In the entries below, find every line with "woman" and copy it.

Supplied data:
::::

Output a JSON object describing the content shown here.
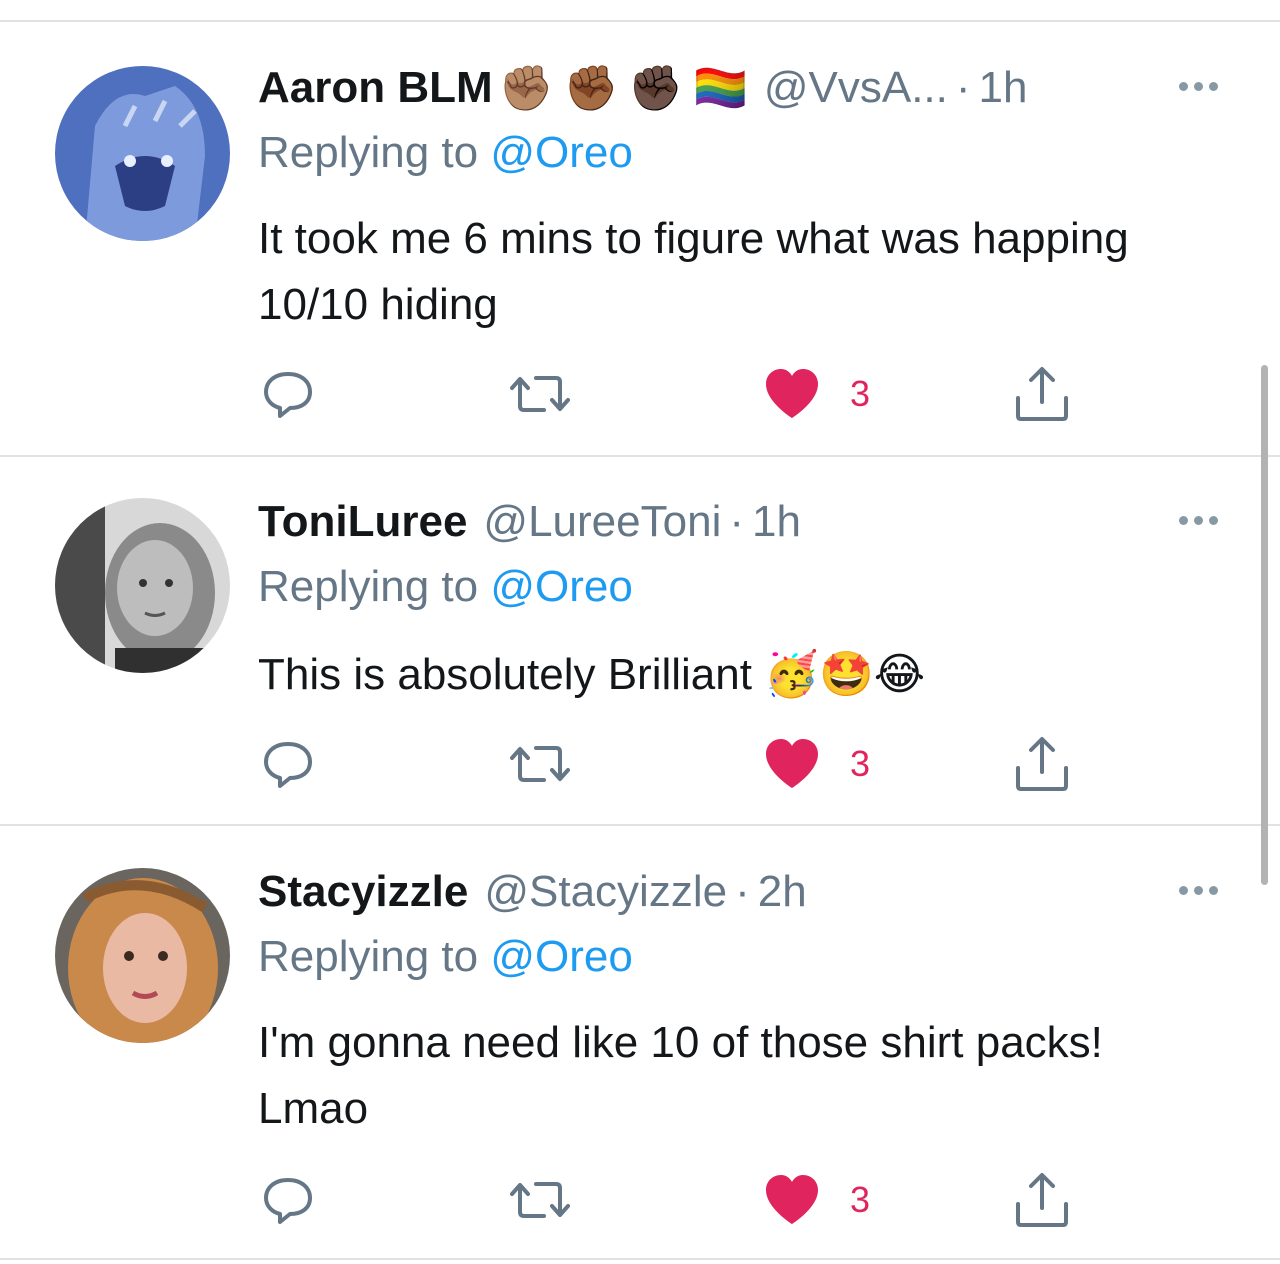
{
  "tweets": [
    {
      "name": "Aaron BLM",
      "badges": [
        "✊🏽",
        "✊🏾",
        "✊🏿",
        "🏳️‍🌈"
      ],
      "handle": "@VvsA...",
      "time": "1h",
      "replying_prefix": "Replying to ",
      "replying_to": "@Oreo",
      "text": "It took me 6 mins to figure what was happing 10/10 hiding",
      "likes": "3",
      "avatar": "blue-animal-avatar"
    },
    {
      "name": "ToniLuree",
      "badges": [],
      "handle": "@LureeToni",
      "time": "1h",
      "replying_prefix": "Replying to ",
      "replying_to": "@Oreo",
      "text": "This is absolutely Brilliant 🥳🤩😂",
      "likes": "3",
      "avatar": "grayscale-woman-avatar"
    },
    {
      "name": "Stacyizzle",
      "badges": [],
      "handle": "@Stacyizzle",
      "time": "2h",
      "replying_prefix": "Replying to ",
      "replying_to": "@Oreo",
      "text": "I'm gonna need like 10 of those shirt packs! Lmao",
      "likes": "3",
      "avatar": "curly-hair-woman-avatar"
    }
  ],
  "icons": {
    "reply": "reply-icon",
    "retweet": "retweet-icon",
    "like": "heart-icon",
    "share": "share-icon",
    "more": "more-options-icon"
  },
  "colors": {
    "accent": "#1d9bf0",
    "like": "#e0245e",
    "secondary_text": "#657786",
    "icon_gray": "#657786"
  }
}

::::

Final answer:
      "avatar": "grayscale-woman-avatar"
      "avatar": "curly-hair-woman-avatar"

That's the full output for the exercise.